■ What is needed:
Copy the data precisely, keeping every character.

■ Recorded information:

>> START

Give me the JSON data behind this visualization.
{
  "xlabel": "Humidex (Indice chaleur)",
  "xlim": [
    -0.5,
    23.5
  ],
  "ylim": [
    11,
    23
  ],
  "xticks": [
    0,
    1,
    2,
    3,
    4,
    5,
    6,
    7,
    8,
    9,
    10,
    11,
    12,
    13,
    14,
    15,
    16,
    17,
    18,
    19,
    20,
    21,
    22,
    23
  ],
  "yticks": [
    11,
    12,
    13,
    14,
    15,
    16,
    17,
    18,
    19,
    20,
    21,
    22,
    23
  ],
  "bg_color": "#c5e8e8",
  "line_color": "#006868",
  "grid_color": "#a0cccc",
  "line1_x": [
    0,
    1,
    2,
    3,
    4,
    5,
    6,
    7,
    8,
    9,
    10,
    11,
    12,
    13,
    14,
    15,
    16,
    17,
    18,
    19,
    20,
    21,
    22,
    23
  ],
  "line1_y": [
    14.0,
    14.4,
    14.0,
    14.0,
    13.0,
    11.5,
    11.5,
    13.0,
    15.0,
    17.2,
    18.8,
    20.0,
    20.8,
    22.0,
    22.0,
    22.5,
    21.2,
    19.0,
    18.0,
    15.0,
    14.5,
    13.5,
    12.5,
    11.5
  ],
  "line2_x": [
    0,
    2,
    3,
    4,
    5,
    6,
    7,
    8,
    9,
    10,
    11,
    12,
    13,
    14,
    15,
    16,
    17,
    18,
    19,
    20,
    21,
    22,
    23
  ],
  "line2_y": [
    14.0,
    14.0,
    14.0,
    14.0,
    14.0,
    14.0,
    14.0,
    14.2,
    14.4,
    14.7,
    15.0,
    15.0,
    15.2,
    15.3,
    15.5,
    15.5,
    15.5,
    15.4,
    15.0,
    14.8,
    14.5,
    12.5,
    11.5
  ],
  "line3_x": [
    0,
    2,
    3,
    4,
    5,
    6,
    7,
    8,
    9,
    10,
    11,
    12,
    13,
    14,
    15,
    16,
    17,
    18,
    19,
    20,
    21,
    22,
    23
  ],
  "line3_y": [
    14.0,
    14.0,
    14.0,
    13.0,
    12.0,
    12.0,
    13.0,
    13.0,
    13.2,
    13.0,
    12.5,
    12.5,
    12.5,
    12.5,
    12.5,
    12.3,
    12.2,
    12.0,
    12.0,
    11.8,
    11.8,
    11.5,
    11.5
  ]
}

>> END

■ Result for this exercise:
Give me the JSON data behind this visualization.
{
  "xlabel": "Humidex (Indice chaleur)",
  "xlim": [
    -0.5,
    23.5
  ],
  "ylim": [
    11,
    23
  ],
  "xticks": [
    0,
    1,
    2,
    3,
    4,
    5,
    6,
    7,
    8,
    9,
    10,
    11,
    12,
    13,
    14,
    15,
    16,
    17,
    18,
    19,
    20,
    21,
    22,
    23
  ],
  "yticks": [
    11,
    12,
    13,
    14,
    15,
    16,
    17,
    18,
    19,
    20,
    21,
    22,
    23
  ],
  "bg_color": "#c5e8e8",
  "line_color": "#006868",
  "grid_color": "#a0cccc",
  "line1_x": [
    0,
    1,
    2,
    3,
    4,
    5,
    6,
    7,
    8,
    9,
    10,
    11,
    12,
    13,
    14,
    15,
    16,
    17,
    18,
    19,
    20,
    21,
    22,
    23
  ],
  "line1_y": [
    14.0,
    14.4,
    14.0,
    14.0,
    13.0,
    11.5,
    11.5,
    13.0,
    15.0,
    17.2,
    18.8,
    20.0,
    20.8,
    22.0,
    22.0,
    22.5,
    21.2,
    19.0,
    18.0,
    15.0,
    14.5,
    13.5,
    12.5,
    11.5
  ],
  "line2_x": [
    0,
    2,
    3,
    4,
    5,
    6,
    7,
    8,
    9,
    10,
    11,
    12,
    13,
    14,
    15,
    16,
    17,
    18,
    19,
    20,
    21,
    22,
    23
  ],
  "line2_y": [
    14.0,
    14.0,
    14.0,
    14.0,
    14.0,
    14.0,
    14.0,
    14.2,
    14.4,
    14.7,
    15.0,
    15.0,
    15.2,
    15.3,
    15.5,
    15.5,
    15.5,
    15.4,
    15.0,
    14.8,
    14.5,
    12.5,
    11.5
  ],
  "line3_x": [
    0,
    2,
    3,
    4,
    5,
    6,
    7,
    8,
    9,
    10,
    11,
    12,
    13,
    14,
    15,
    16,
    17,
    18,
    19,
    20,
    21,
    22,
    23
  ],
  "line3_y": [
    14.0,
    14.0,
    14.0,
    13.0,
    12.0,
    12.0,
    13.0,
    13.0,
    13.2,
    13.0,
    12.5,
    12.5,
    12.5,
    12.5,
    12.5,
    12.3,
    12.2,
    12.0,
    12.0,
    11.8,
    11.8,
    11.5,
    11.5
  ]
}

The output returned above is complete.